[Written instruction] Find and copy every line in the records that includes the string "hdlu".

(Dataset excerpt)
* START *

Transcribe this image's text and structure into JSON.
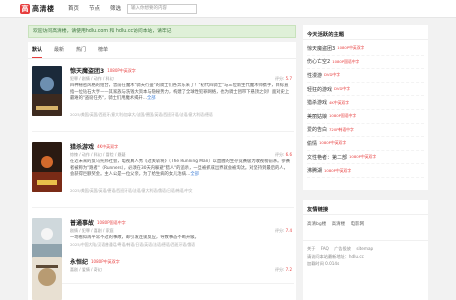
{
  "header": {
    "logo_mark": "高",
    "logo_text": "高清楼",
    "nav": [
      "首页",
      "节点",
      "筛选"
    ],
    "search_placeholder": "输入你想要的内容"
  },
  "notice": "欢迎访问高清楼，请使用hdlu.com 和 hdlu.cc访问本站，请牢记",
  "tabs": [
    "默认",
    "最新",
    "热门",
    "榜单"
  ],
  "items": [
    {
      "title": "惊天魔盗团3",
      "quality": "1080P中英双字",
      "meta": "犯罪 / 剧情 / 动作 / 科幻",
      "score_label": "评分:",
      "score": "5.7",
      "desc": "四种秘密风格的组合，曾前在魔术\"骑天行盗\"的骑士们各奔东来了！\"初代四骑士\"与三位新生代魔术师携手，目标直指一位钻石大亨——其家族与洗钱大资本与隐秘势力，构建了全球性犯罪网络，也为骑士团带下悬顶之剑！面对史上最难的\"盗窃任务\"，骑士们用魔术揭开…",
      "more": "全部",
      "tags": "2025/美国/英国/西班牙/意大利/加拿大/法国/德国/英语/西班牙语/法语/意大利语/德语"
    },
    {
      "title": "猎杀游戏",
      "quality": "4K中英双字",
      "meta": "惊悚 / 动作 / 科幻 / 冒险 / 悬疑",
      "score_label": "评分:",
      "score": "6.6",
      "desc": "在近未来的反乌托邦社会，电视真人秀《过关斩将》（The Running Man）以血腥的生存竞赛极为收视榜前茅。参赛者被称为\"跑者\"（Runners），必须在30天内躲避\"猎人\"的追杀，一旦被抓或出界就会被淘汰。对坚持到最后的人，会获得巨额奖金。主人公是一位父亲，为了给生病的女儿治病…",
      "more": "全部",
      "tags": "2025/美国/英国/英语/德语/西班牙语/法语/意大利语/俄语/日语/韩语/中文"
    },
    {
      "title": "普通事故",
      "quality": "1080P国语中字",
      "meta": "剧情 / 犯罪 / 喜剧 / 家庭",
      "score_label": "评分:",
      "score": "7.4",
      "desc": "一场看似再平常不过的事故，却引发连锁反应，导致事态不断升级。",
      "more": "",
      "tags": "2025/中国大陆/汉语普通话/粤语/韩语/日语/英语/法语/德语/西班牙语/俄语"
    },
    {
      "title": "永恒纪",
      "quality": "1080P中英双字",
      "meta": "喜剧 / 爱情 / 奇幻",
      "score_label": "评分:",
      "score": "7.2",
      "desc": "",
      "more": "",
      "tags": ""
    }
  ],
  "sidebar": {
    "hot_title": "今天活跃的主题",
    "hot": [
      {
        "name": "惊天魔盗团3",
        "q": "1080P中英双字"
      },
      {
        "name": "伤心亡空2",
        "q": "1080P国语中字"
      },
      {
        "name": "性漫游",
        "q": "DVD中字"
      },
      {
        "name": "轻狂的游戏",
        "q": "DVD中字"
      },
      {
        "name": "猎杀游戏",
        "q": "4K中英双字"
      },
      {
        "name": "美丽姑娘",
        "q": "1080P国语中字"
      },
      {
        "name": "爱的告白",
        "q": "720P韩语中字"
      },
      {
        "name": "偷情",
        "q": "1080P中英双字"
      },
      {
        "name": "文性艳者：第二部",
        "q": "1080P中英双字"
      },
      {
        "name": "沸腾湖",
        "q": "1080P中英双字"
      }
    ],
    "links_title": "友情链接",
    "links": [
      "高清bg楼",
      "高清楼",
      "电影网"
    ],
    "footer_links": [
      "关于",
      "FAQ",
      "广告投放",
      "sitemap"
    ],
    "footer_lines": [
      "请访问本站最新地址：hdlu.cc",
      "加载时间 0.014s"
    ]
  }
}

* END *

[Output of the task]
  "notice": "欢迎访问高清楼，请使用hdlu.com 和 hdlu.cc访问本站，请牢记",
      "请访问本站最新地址：hdlu.cc",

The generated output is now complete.